▶ **JOB**: Reproduce each of the following entries verbatim, line for line, without altering any character.

▶ **DATA PROVIDED**:
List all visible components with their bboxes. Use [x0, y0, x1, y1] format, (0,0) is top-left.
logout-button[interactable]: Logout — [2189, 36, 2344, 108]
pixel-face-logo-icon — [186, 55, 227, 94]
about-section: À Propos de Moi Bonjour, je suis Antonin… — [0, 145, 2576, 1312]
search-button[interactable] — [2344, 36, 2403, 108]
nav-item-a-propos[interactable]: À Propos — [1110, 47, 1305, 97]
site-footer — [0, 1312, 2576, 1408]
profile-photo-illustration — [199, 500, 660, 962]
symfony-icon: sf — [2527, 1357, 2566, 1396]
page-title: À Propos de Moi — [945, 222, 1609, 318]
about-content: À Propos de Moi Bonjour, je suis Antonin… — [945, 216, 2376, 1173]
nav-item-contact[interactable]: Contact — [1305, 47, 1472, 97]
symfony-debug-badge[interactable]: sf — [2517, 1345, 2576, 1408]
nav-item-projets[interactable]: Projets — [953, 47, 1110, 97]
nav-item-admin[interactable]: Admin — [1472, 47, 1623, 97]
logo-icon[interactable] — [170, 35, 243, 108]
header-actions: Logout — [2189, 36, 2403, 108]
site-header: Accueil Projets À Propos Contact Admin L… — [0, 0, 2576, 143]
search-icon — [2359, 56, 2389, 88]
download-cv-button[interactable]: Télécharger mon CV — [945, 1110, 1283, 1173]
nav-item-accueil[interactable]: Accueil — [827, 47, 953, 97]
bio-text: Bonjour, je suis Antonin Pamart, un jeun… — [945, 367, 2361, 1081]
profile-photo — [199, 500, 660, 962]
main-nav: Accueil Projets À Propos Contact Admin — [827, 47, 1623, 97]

▶ **TASK RESPONSE**:
List all visible components with their bboxes. Use [x0, y0, x1, y1] format, (0,0) is top-left.
logout-button[interactable]: Logout — [2189, 36, 2344, 108]
pixel-face-logo-icon — [186, 55, 227, 94]
about-section: À Propos de Moi Bonjour, je suis Antonin… — [0, 145, 2576, 1312]
search-button[interactable] — [2344, 36, 2403, 108]
nav-item-a-propos[interactable]: À Propos — [1110, 47, 1305, 97]
site-footer — [0, 1312, 2576, 1408]
profile-photo-illustration — [199, 500, 660, 962]
symfony-icon: sf — [2527, 1357, 2566, 1396]
page-title: À Propos de Moi — [945, 222, 1609, 318]
about-content: À Propos de Moi Bonjour, je suis Antonin… — [945, 216, 2376, 1173]
nav-item-contact[interactable]: Contact — [1305, 47, 1472, 97]
symfony-debug-badge[interactable]: sf — [2517, 1345, 2576, 1408]
nav-item-projets[interactable]: Projets — [953, 47, 1110, 97]
nav-item-admin[interactable]: Admin — [1472, 47, 1623, 97]
logo-icon[interactable] — [170, 35, 243, 108]
header-actions: Logout — [2189, 36, 2403, 108]
site-header: Accueil Projets À Propos Contact Admin L… — [0, 0, 2576, 143]
search-icon — [2359, 56, 2389, 88]
download-cv-button[interactable]: Télécharger mon CV — [945, 1110, 1283, 1173]
nav-item-accueil[interactable]: Accueil — [827, 47, 953, 97]
bio-text: Bonjour, je suis Antonin Pamart, un jeun… — [945, 367, 2361, 1081]
profile-photo — [199, 500, 660, 962]
main-nav: Accueil Projets À Propos Contact Admin — [827, 47, 1623, 97]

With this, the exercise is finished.